[Problem requirements]
Pull out every line in the data that has the string "Exklusive" in it.

[Task data]
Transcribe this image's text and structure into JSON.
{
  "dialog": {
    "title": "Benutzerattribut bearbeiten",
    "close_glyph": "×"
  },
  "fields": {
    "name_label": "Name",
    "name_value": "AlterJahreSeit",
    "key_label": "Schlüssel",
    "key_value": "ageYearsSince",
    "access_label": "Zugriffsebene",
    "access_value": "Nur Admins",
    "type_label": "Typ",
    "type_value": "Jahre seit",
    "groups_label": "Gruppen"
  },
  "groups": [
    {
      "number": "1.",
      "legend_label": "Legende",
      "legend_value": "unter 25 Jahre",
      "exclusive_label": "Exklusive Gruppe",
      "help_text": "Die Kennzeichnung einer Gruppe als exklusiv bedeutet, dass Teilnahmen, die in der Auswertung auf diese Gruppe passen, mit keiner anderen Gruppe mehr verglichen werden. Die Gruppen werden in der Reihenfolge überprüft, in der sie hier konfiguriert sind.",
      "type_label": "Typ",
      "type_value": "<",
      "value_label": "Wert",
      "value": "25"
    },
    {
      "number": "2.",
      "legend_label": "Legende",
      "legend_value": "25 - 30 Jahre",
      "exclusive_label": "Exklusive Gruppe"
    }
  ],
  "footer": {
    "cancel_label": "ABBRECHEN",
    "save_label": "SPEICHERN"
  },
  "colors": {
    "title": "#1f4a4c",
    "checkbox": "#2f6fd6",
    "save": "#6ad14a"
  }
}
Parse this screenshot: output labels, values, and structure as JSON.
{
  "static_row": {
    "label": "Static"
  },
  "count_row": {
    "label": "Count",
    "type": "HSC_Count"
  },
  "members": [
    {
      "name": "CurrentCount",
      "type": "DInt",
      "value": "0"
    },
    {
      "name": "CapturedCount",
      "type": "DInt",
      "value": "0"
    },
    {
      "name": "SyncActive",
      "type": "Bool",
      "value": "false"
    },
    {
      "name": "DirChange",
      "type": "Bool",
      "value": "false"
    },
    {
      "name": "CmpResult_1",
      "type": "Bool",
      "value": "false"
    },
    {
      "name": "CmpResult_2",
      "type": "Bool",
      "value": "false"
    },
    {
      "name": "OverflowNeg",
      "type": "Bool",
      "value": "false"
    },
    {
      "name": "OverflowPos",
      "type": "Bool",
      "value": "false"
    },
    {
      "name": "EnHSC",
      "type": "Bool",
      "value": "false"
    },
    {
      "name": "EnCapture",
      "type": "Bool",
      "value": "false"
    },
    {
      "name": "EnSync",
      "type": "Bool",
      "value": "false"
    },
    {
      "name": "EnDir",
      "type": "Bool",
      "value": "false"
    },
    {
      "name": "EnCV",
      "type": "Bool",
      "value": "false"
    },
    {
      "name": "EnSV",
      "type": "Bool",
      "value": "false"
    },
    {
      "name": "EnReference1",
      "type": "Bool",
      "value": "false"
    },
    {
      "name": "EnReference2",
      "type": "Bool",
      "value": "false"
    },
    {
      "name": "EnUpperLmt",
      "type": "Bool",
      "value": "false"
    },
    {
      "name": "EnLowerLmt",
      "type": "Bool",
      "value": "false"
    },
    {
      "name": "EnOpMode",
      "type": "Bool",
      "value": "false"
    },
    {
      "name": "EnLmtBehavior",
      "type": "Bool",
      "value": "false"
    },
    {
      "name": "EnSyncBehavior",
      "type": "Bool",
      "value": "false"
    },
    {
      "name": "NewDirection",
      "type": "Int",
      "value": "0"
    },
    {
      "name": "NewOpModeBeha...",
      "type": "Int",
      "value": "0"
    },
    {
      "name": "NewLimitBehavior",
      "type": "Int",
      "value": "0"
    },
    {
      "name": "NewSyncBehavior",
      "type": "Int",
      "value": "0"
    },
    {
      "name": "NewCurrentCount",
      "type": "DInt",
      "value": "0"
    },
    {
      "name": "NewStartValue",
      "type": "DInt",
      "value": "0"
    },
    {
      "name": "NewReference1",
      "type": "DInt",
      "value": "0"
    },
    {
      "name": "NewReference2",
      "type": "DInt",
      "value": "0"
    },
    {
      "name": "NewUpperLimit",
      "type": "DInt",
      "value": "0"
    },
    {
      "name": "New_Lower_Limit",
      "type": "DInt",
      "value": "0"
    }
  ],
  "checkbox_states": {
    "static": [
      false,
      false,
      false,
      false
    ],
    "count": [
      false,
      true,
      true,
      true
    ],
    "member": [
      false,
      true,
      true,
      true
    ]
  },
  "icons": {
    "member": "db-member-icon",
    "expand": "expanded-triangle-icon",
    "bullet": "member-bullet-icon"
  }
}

[Response to the exercise]
      "exclusive_label": "Exklusive Gruppe",
      "exclusive_label": "Exklusive Gruppe"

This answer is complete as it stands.